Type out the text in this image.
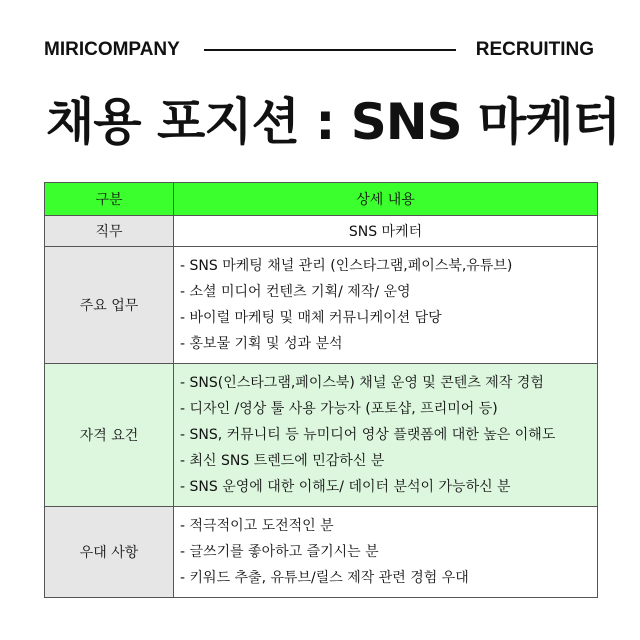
MIRICOMPANY	RECRUITING
채용 포지션 : SNS 마케터
구분	상세 내용
직무	SNS 마케터
주요 업무	- SNS 마케팅 채널 관리 (인스타그램,페이스북,유튜브)
- 소셜 미디어 컨텐츠 기획/ 제작/ 운영
- 바이럴 마케팅 및 매체 커뮤니케이션 담당
- 홍보물 기획 및 성과 분석

자격 요건	- SNS(인스타그램,페이스북) 채널 운영 및 콘텐츠 제작 경험
- 디자인 /영상 툴 사용 가능자 (포토샵, 프리미어 등)
- SNS, 커뮤니티 등 뉴미디어 영상 플랫폼에 대한 높은 이해도
- 최신 SNS 트렌드에 민감하신 분
- SNS 운영에 대한 이해도/ 데이터 분석이 가능하신 분

우대 사항	- 적극적이고 도전적인 분
- 글쓰기를 좋아하고 즐기시는 분
- 키워드 추출, 유튜브/릴스 제작 관련 경험 우대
********
*Given request*: Pictures stay out; reproduce every line of the records exactly.

*The result*:
Type out the text in this image.
MIRICOMPANY	RECRUITING
채용 포지션 : SNS 마케터
구분	상세 내용
직무	SNS 마케터
주요 업무	- SNS 마케팅 채널 관리 (인스타그램,페이스북,유튜브)
- 소셜 미디어 컨텐츠 기획/ 제작/ 운영
- 바이럴 마케팅 및 매체 커뮤니케이션 담당
- 홍보물 기획 및 성과 분석

자격 요건	- SNS(인스타그램,페이스북) 채널 운영 및 콘텐츠 제작 경험
- 디자인 /영상 툴 사용 가능자 (포토샵, 프리미어 등)
- SNS, 커뮤니티 등 뉴미디어 영상 플랫폼에 대한 높은 이해도
- 최신 SNS 트렌드에 민감하신 분
- SNS 운영에 대한 이해도/ 데이터 분석이 가능하신 분

우대 사항	- 적극적이고 도전적인 분
- 글쓰기를 좋아하고 즐기시는 분
- 키워드 추출, 유튜브/릴스 제작 관련 경험 우대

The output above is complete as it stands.